▸ **EXERCISE DETAILS**: Quote every line of the data below as it stands, omitting pictures.

▸ **TASK MATERIAL**:
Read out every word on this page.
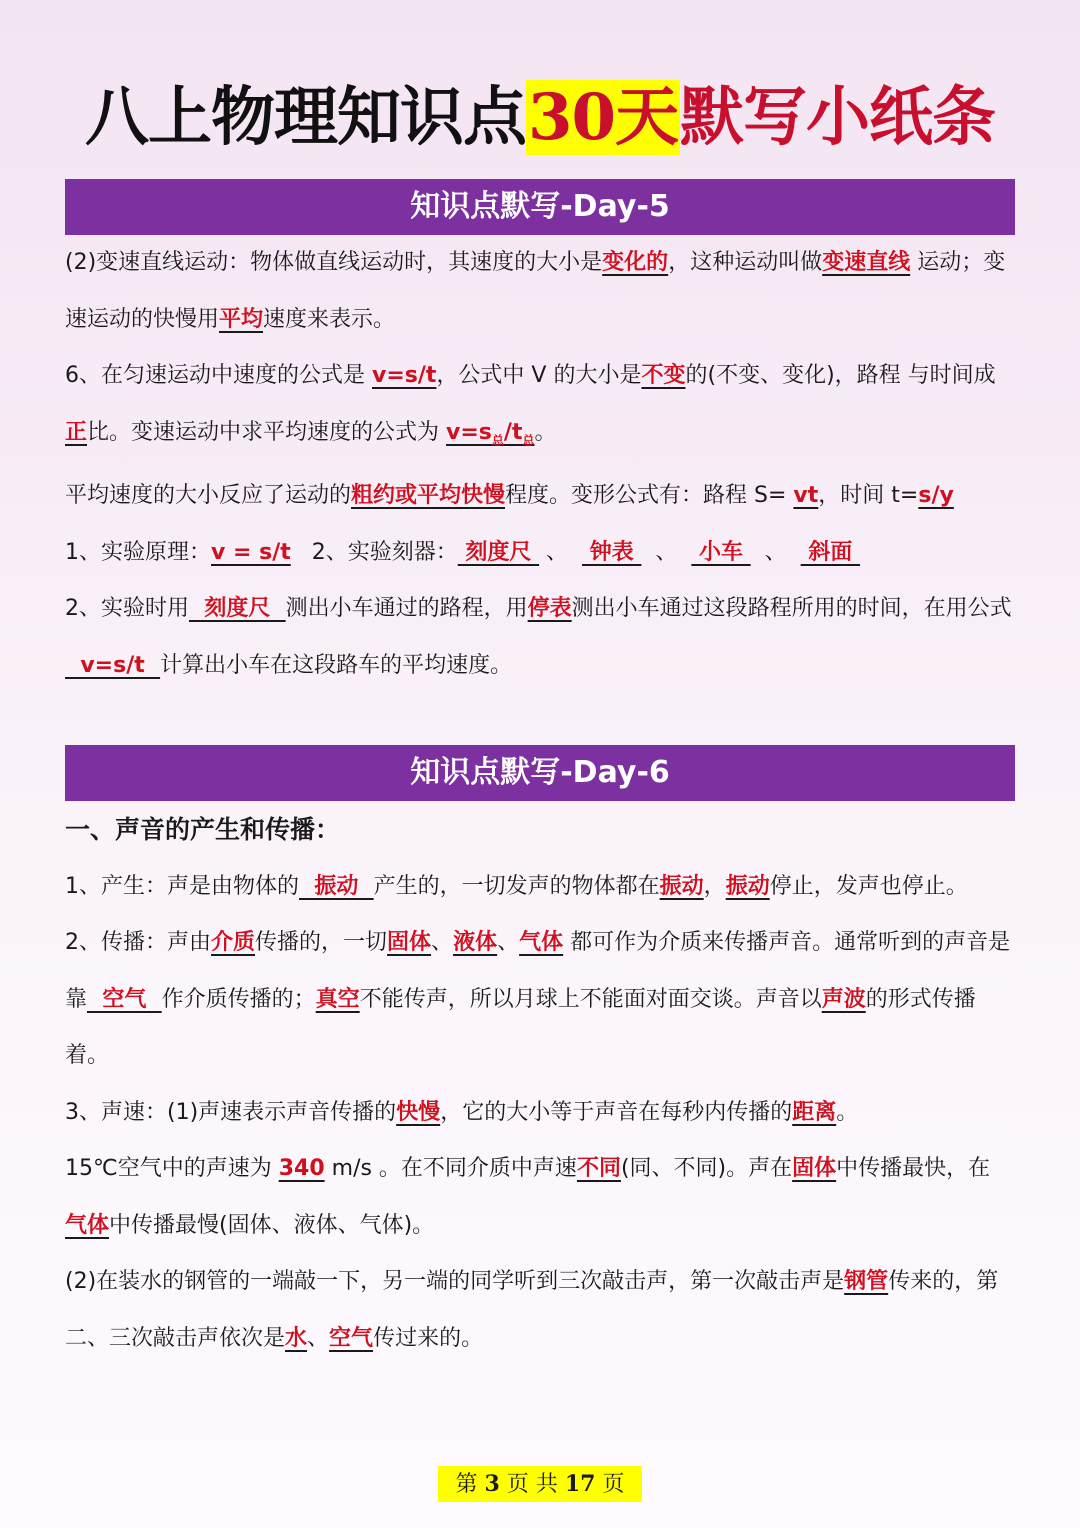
八上物理知识点30天默写小纸条
知识点默写-Day-5

(2)变速直线运动：物体做直线运动时，其速度的大小是变化的，这种运动叫做变速直线 运动；变速运动的快慢用平均速度来表示。

6、在匀速运动中速度的公式是 v=s/t，公式中 V 的大小是不变的(不变、变化)，路程 与时间成正比。变速运动中求平均速度的公式为 $v=s_总/t_总$。

平均速度的大小反应了运动的粗约或平均快慢程度。变形公式有：路程 S= vt，时间 t=s/y

1、实验原理：v = s/t   2、实验刻器： 刻度尺  、   钟表   、   小车   、   斜面

2、实验时用  刻度尺  测出小车通过的路程，用停表测出小车通过这段路程所用的时间，在用公式  v=s/t  计算出小车在这段路车的平均速度。

知识点默写-Day-6

一、声音的产生和传播：

1、产生：声是由物体的  振动  产生的，一切发声的物体都在振动，振动停止，发声也停止。

2、传播：声由介质传播的，一切固体、液体、气体 都可作为介质来传播声音。通常听到的声音是靠  空气  作介质传播的；真空不能传声，所以月球上不能面对面交谈。声音以声波的形式传播着。

3、声速：(1)声速表示声音传播的快慢，它的大小等于声音在每秒内传播的距离。

15℃空气中的声速为 340 m/s 。在不同介质中声速不同(同、不同)。声在固体中传播最快，在气体中传播最慢(固体、液体、气体)。

(2)在装水的钢管的一端敲一下，另一端的同学听到三次敲击声，第一次敲击声是钢管传来的，第二、三次敲击声依次是水、空气传过来的。

第 3 页 共 17 页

▸ **OUTPUT OF THE EXERCISE**:
Read out every word on this page.
八上物理知识点30天默写小纸条
知识点默写-Day-5

(2)变速直线运动：物体做直线运动时，其速度的大小是变化的，这种运动叫做变速直线 运动；变速运动的快慢用平均速度来表示。

6、在匀速运动中速度的公式是 v=s/t，公式中 V 的大小是不变的(不变、变化)，路程 与时间成正比。变速运动中求平均速度的公式为 $v=s_总/t_总$。

平均速度的大小反应了运动的粗约或平均快慢程度。变形公式有：路程 S= vt，时间 t=s/y

1、实验原理：v = s/t   2、实验刻器： 刻度尺  、   钟表   、   小车   、   斜面

2、实验时用  刻度尺  测出小车通过的路程，用停表测出小车通过这段路程所用的时间，在用公式  v=s/t  计算出小车在这段路车的平均速度。

知识点默写-Day-6

一、声音的产生和传播：

1、产生：声是由物体的  振动  产生的，一切发声的物体都在振动，振动停止，发声也停止。

2、传播：声由介质传播的，一切固体、液体、气体 都可作为介质来传播声音。通常听到的声音是靠  空气  作介质传播的；真空不能传声，所以月球上不能面对面交谈。声音以声波的形式传播着。

3、声速：(1)声速表示声音传播的快慢，它的大小等于声音在每秒内传播的距离。

15℃空气中的声速为 340 m/s 。在不同介质中声速不同(同、不同)。声在固体中传播最快，在气体中传播最慢(固体、液体、气体)。

(2)在装水的钢管的一端敲一下，另一端的同学听到三次敲击声，第一次敲击声是钢管传来的，第二、三次敲击声依次是水、空气传过来的。

第 3 页 共 17 页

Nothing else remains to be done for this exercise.